[What is required] Output every line of the data exactly as it appears.

Stored data entries
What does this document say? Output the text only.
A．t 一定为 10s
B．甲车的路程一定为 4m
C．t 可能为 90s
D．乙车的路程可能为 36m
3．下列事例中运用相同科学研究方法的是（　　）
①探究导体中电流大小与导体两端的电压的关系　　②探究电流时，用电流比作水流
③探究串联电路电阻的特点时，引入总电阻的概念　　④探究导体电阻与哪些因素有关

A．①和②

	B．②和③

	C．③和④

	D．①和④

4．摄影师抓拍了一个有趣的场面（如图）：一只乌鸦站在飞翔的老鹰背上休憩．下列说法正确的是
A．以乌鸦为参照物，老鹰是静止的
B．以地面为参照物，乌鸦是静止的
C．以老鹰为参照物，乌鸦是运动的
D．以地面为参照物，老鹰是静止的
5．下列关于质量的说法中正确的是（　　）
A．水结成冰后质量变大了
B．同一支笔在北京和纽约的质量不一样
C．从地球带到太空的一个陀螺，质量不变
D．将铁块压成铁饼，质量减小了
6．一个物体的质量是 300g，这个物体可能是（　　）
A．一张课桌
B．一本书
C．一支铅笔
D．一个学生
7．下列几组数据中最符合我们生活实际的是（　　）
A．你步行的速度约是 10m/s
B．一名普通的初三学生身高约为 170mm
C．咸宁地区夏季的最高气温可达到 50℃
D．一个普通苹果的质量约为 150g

[Written solution]
What does this document say? Output the text only.
A．t 一定为 10s
B．甲车的路程一定为 4m
C．t 可能为 90s
D．乙车的路程可能为 36m
3．下列事例中运用相同科学研究方法的是（　　）
①探究导体中电流大小与导体两端的电压的关系　　②探究电流时，用电流比作水流
③探究串联电路电阻的特点时，引入总电阻的概念　　④探究导体电阻与哪些因素有关

A．①和②

	B．②和③

	C．③和④

	D．①和④

4．摄影师抓拍了一个有趣的场面（如图）：一只乌鸦站在飞翔的老鹰背上休憩．下列说法正确的是
A．以乌鸦为参照物，老鹰是静止的
B．以地面为参照物，乌鸦是静止的
C．以老鹰为参照物，乌鸦是运动的
D．以地面为参照物，老鹰是静止的
5．下列关于质量的说法中正确的是（　　）
A．水结成冰后质量变大了
B．同一支笔在北京和纽约的质量不一样
C．从地球带到太空的一个陀螺，质量不变
D．将铁块压成铁饼，质量减小了
6．一个物体的质量是 300g，这个物体可能是（　　）
A．一张课桌
B．一本书
C．一支铅笔
D．一个学生
7．下列几组数据中最符合我们生活实际的是（　　）
A．你步行的速度约是 10m/s
B．一名普通的初三学生身高约为 170mm
C．咸宁地区夏季的最高气温可达到 50℃
D．一个普通苹果的质量约为 150g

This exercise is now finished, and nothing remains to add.